■ **Raw records**
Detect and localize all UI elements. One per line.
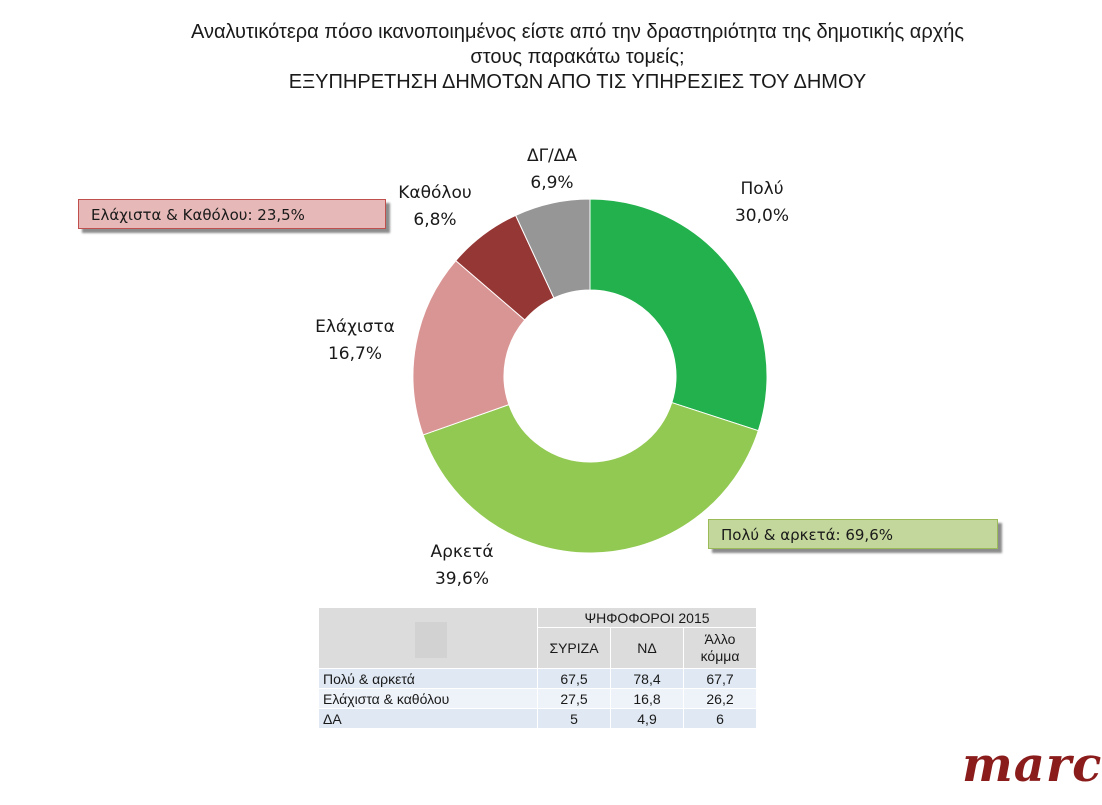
voters-table: ΨΗΦΟΦΟΡΟΙ 2015 ΣΥΡΙΖΑ ΝΔ Άλλο κόμμα Πολύ…: [318, 607, 757, 729]
table-cell: 27,5: [537, 688, 611, 709]
table-cell: 6: [683, 708, 757, 729]
table-cell: 5: [537, 708, 611, 729]
table-header-row: ΨΗΦΟΦΟΡΟΙ 2015: [318, 607, 757, 669]
callout-much-enough: Πολύ & αρκετά: 69,6%: [708, 519, 998, 549]
callout-little-none: Ελάχιστα & Καθόλου: 23,5%: [78, 199, 386, 229]
slice-value-label: 6,9%: [530, 173, 573, 193]
table-cell: 78,4: [610, 668, 684, 689]
table-col-header: Άλλο κόμμα: [683, 627, 757, 669]
slice-category-label: Πολύ: [740, 179, 783, 199]
table-row-label: Ελάχιστα & καθόλου: [318, 688, 538, 709]
slice-category-label: Αρκετά: [430, 542, 493, 562]
table-cell: 67,5: [537, 668, 611, 689]
table-col-header: ΣΥΡΙΖΑ: [537, 627, 611, 669]
slice-value-label: 6,8%: [413, 210, 456, 230]
slice-value-label: 30,0%: [735, 206, 789, 226]
donut-slice: [412, 259, 526, 436]
table-cell: 26,2: [683, 688, 757, 709]
table-col-header-text: Άλλο κόμμα: [700, 631, 740, 664]
table-col-header: ΝΔ: [610, 627, 684, 669]
table-row-label: ΔΑ: [318, 708, 538, 729]
donut-chart: Πολύ 30,0% Αρκετά 39,6% Ελάχιστα 16,7% Καθόλου…: [315, 146, 789, 589]
table-cell: 4,9: [610, 708, 684, 729]
title-line-3: ΕΞΥΠΗΡΕΤΗΣΗ ΔΗΜΟΤΩΝ ΑΠΟ ΤΙΣ ΥΠΗΡΕΣΙΕΣ ΤΟ…: [288, 71, 867, 93]
donut-slice: [514, 198, 591, 299]
marc-logo: marc: [962, 737, 1102, 793]
table-row: Ελάχιστα & καθόλου 27,5 16,8 26,2: [318, 688, 757, 709]
slice-category-label: Ελάχιστα: [315, 317, 395, 337]
slice-value-label: 16,7%: [328, 344, 382, 364]
donut-slice: [589, 198, 768, 432]
donut-slice: [422, 401, 759, 554]
slice-category-label: ΔΓ/ΔΑ: [527, 146, 577, 166]
table-corner-cell: [318, 607, 538, 669]
table-row: ΔΑ 5 4,9 6: [318, 708, 757, 729]
slice-category-label: Καθόλου: [398, 183, 471, 203]
table-cell: 67,7: [683, 668, 757, 689]
title-line-1: Αναλυτικότερα πόσο ικανοποιημένος είστε …: [190, 21, 965, 43]
chart-title: Αναλυτικότερα πόσο ικανοποιημένος είστε …: [60, 20, 1095, 95]
table-row: Πολύ & αρκετά 67,5 78,4 67,7: [318, 668, 757, 689]
table-cell: 16,8: [610, 688, 684, 709]
table-column-row: ΣΥΡΙΖΑ ΝΔ Άλλο κόμμα: [319, 627, 757, 669]
slice-value-label: 39,6%: [435, 569, 489, 589]
table-row-label: Πολύ & αρκετά: [318, 668, 538, 689]
title-line-2: στους παρακάτω τομείς;: [470, 46, 685, 68]
table-group-header: ΨΗΦΟΦΟΡΟΙ 2015: [537, 607, 757, 628]
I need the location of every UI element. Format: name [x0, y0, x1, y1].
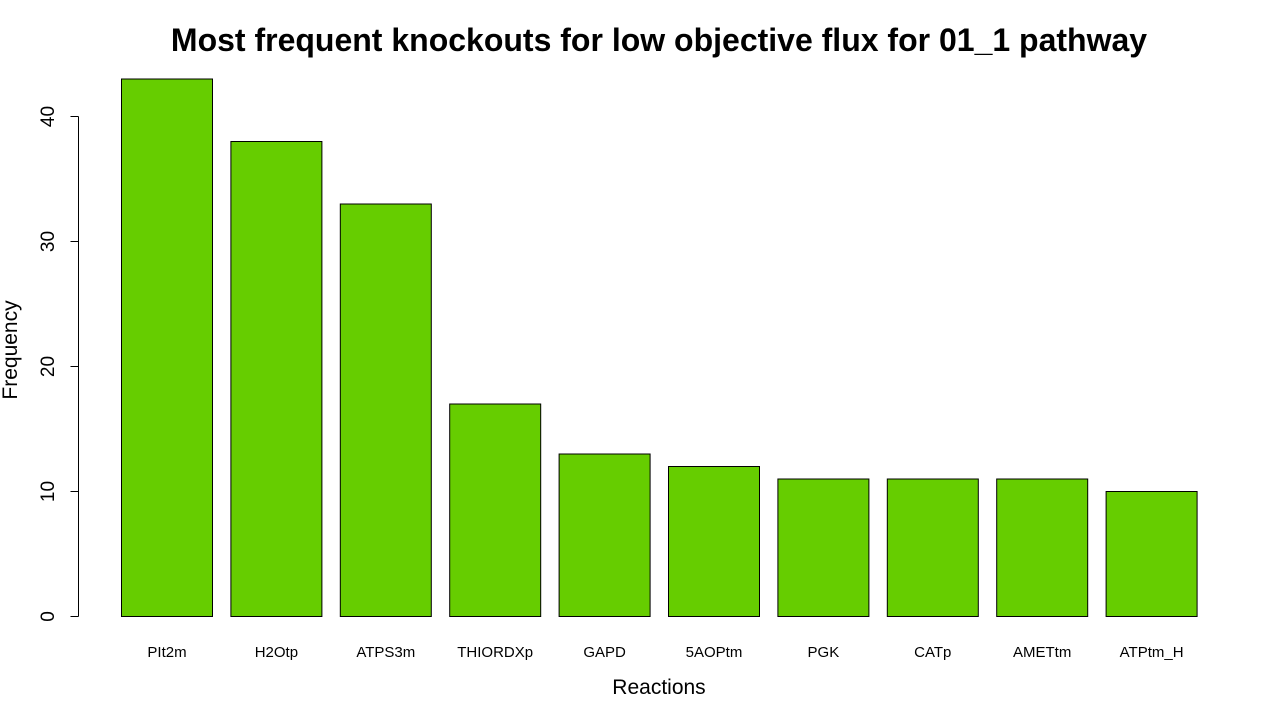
bar-atptm_h — [1105, 491, 1198, 617]
bar-5aoptm — [668, 466, 760, 617]
bars-group — [121, 78, 1198, 617]
y-axis: 0 10 20 30 40 — [38, 106, 79, 622]
x-tick-label: PIt2m — [147, 644, 186, 661]
y-tick-label: 0 — [38, 611, 59, 622]
bar-atps3m — [339, 203, 432, 617]
y-tick-label: 20 — [38, 356, 59, 377]
x-tick-labels: PIt2m H2Otp ATPS3m THIORDXp GAPD 5AOPtm PGK CAT… — [147, 644, 1183, 661]
x-tick-label: CATp — [914, 644, 951, 661]
x-tick-label: ATPtm_H — [1120, 644, 1184, 661]
x-tick-label: AMETtm — [1013, 644, 1071, 661]
y-tick-label: 10 — [38, 481, 59, 502]
x-tick-label: PGK — [808, 644, 840, 661]
x-tick-label: ATPS3m — [356, 644, 415, 661]
bar-pgk — [777, 478, 870, 617]
x-tick-label: 5AOPtm — [686, 644, 743, 661]
chart-title: Most frequent knockouts for low objectiv… — [171, 22, 1147, 58]
x-tick-label: THIORDXp — [457, 644, 533, 661]
x-axis-label: Reactions — [612, 676, 705, 699]
bar-pit2m — [121, 78, 213, 617]
x-tick-label: GAPD — [583, 644, 626, 661]
bar-catp — [886, 478, 979, 617]
bar-gapd — [558, 453, 651, 617]
y-tick-label: 40 — [38, 106, 59, 127]
bar-h2otp — [230, 141, 323, 617]
x-tick-label: H2Otp — [255, 644, 298, 661]
y-axis-label: Frequency — [0, 300, 22, 400]
bar-amettm — [996, 478, 1089, 617]
bar-thiordxp — [449, 403, 542, 617]
y-tick-label: 30 — [38, 231, 59, 252]
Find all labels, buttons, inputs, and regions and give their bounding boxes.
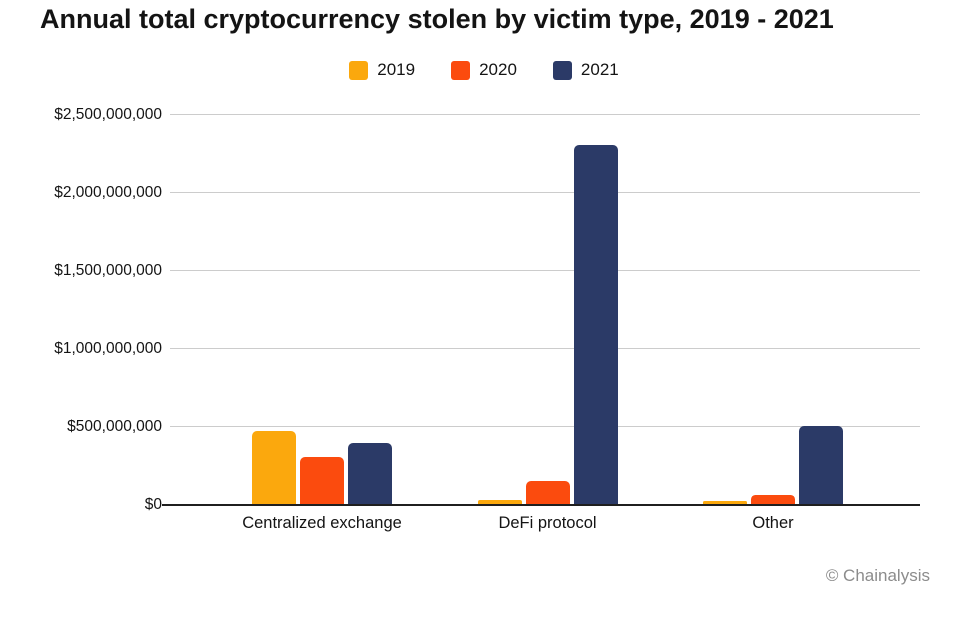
bar-2019-defi-protocol bbox=[477, 500, 522, 504]
bar-2020-other bbox=[751, 495, 795, 504]
x-tick-label-defi-protocol: DeFi protocol bbox=[498, 514, 597, 532]
gridline bbox=[170, 270, 920, 271]
bar-2020-defi-protocol bbox=[525, 480, 570, 504]
bar-2021-other bbox=[799, 426, 843, 504]
x-axis-labels: Centralized exchange DeFi protocol Other bbox=[170, 514, 920, 538]
legend-swatch-2021 bbox=[552, 60, 572, 80]
y-tick-label: $0 bbox=[144, 496, 162, 513]
bar-group-other bbox=[703, 426, 843, 504]
plot-area bbox=[162, 114, 920, 506]
x-tick-label-centralized-exchange: Centralized exchange bbox=[242, 514, 402, 532]
x-axis-line bbox=[162, 504, 920, 506]
bar-2019-other bbox=[703, 500, 747, 504]
bar-group-defi-protocol bbox=[477, 145, 618, 504]
source-credit: © Chainalysis bbox=[825, 566, 930, 585]
legend-label-2020: 2020 bbox=[479, 60, 517, 79]
gridline bbox=[170, 426, 920, 427]
legend-label-2021: 2021 bbox=[580, 60, 619, 79]
bar-2020-centralized-exchange bbox=[300, 457, 344, 504]
y-tick-label: $2,500,000,000 bbox=[54, 106, 162, 123]
legend-label-2019: 2019 bbox=[377, 60, 416, 79]
y-tick-label: $1,000,000,000 bbox=[54, 340, 162, 357]
x-tick-label-other: Other bbox=[752, 514, 794, 532]
legend-item-2021: 2021 bbox=[552, 60, 619, 80]
y-axis-labels: $0 $500,000,000 $1,000,000,000 $1,500,000,0… bbox=[0, 106, 162, 513]
legend-swatch-2020 bbox=[451, 60, 471, 80]
legend-swatch-2019 bbox=[349, 60, 369, 80]
bar-2021-centralized-exchange bbox=[348, 443, 392, 504]
bar-2021-defi-protocol bbox=[573, 145, 618, 504]
gridline bbox=[170, 192, 920, 193]
bar-2019-centralized-exchange bbox=[252, 431, 296, 504]
y-tick-label: $1,500,000,000 bbox=[54, 262, 162, 279]
legend-item-2020: 2020 bbox=[451, 60, 517, 80]
y-tick-label: $500,000,000 bbox=[67, 418, 162, 435]
legend: 2019 2020 2021 bbox=[0, 60, 968, 80]
bar-group-centralized-exchange bbox=[252, 431, 392, 504]
chart-title: Annual total cryptocurrency stolen by vi… bbox=[40, 4, 834, 34]
legend-item-2019: 2019 bbox=[349, 60, 415, 80]
gridline bbox=[170, 348, 920, 349]
gridline bbox=[170, 114, 920, 115]
y-tick-label: $2,000,000,000 bbox=[54, 184, 162, 201]
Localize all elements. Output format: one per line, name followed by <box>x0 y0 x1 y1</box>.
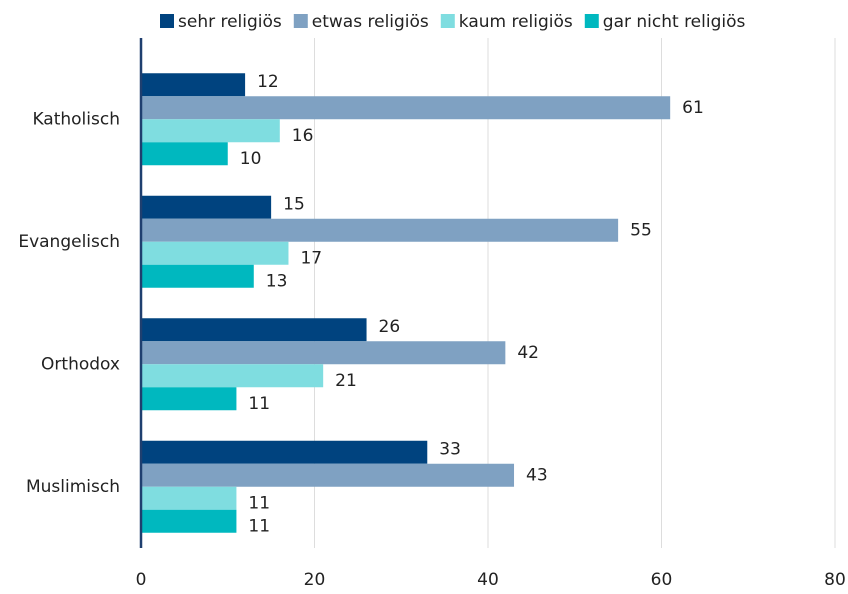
value-label: 12 <box>257 72 279 92</box>
legend-swatch <box>584 14 599 28</box>
bar <box>141 195 272 219</box>
value-label: 61 <box>682 98 704 118</box>
bar <box>141 142 228 166</box>
x-tick-label: 40 <box>477 570 499 590</box>
value-label: 55 <box>630 220 652 240</box>
x-tick-label: 20 <box>304 570 326 590</box>
value-label: 43 <box>526 465 548 485</box>
value-label: 16 <box>292 126 314 146</box>
x-tick-label: 0 <box>136 570 147 590</box>
bar <box>141 387 237 411</box>
value-label: 11 <box>248 394 270 414</box>
bar <box>141 119 280 143</box>
legend-label: kaum religiös <box>459 12 573 32</box>
bar <box>141 241 289 265</box>
legend-swatch <box>293 14 308 28</box>
bar <box>141 318 367 342</box>
y-tick-label: Evangelisch <box>18 232 120 252</box>
y-tick-label: Orthodox <box>41 354 120 374</box>
bar <box>141 73 246 97</box>
bar <box>141 509 237 533</box>
legend-label: sehr religiös <box>178 12 282 32</box>
legend-swatch <box>440 14 455 28</box>
bar <box>141 486 237 510</box>
value-label: 42 <box>517 343 539 363</box>
bar <box>141 264 254 288</box>
x-tick-label: 80 <box>824 570 846 590</box>
bar <box>141 341 506 365</box>
legend-swatch <box>160 14 174 28</box>
value-label: 13 <box>266 271 288 291</box>
value-label: 15 <box>283 194 305 214</box>
value-label: 33 <box>439 439 461 459</box>
value-label: 26 <box>379 317 401 337</box>
y-tick-label: Katholisch <box>32 109 120 129</box>
bar <box>141 96 671 120</box>
value-label: 17 <box>300 248 322 268</box>
legend-label: gar nicht religiös <box>603 12 746 32</box>
value-label: 10 <box>240 149 262 169</box>
legend-label: etwas religiös <box>312 12 429 32</box>
bar <box>141 364 324 388</box>
x-tick-label: 60 <box>651 570 673 590</box>
bar <box>141 463 515 487</box>
y-tick-label: Muslimisch <box>26 477 120 497</box>
value-label: 21 <box>335 371 357 391</box>
value-label: 11 <box>248 516 270 536</box>
bar <box>141 440 428 464</box>
value-label: 11 <box>248 493 270 513</box>
bar <box>141 218 619 242</box>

■ **Requirements**
Convert the stretch of the data that opens with the line containing "bar-atptm_h — [1105, 491, 1198, 617]" and closes with the line containing "y-tick-label: 20 — [38, 356, 59, 377]" into a Markdown table with the columns Row and Line. Put a running number in Row and the full line in Line, and leave out any blank lines.

■ **Result for this exercise**
| Row | Line |
|---|---|
| 1 | bar-atptm_h — [1105, 491, 1198, 617] |
| 2 | bar-5aoptm — [668, 466, 760, 617] |
| 3 | bars-group — [121, 78, 1198, 617] |
| 4 | y-axis: 0 10 20 30 40 — [38, 106, 79, 622] |
| 5 | x-tick-label: PIt2m — [147, 644, 186, 661] |
| 6 | y-tick-label: 0 — [38, 611, 59, 622] |
| 7 | bar-atps3m — [339, 203, 432, 617] |
| 8 | y-tick-label: 20 — [38, 356, 59, 377] |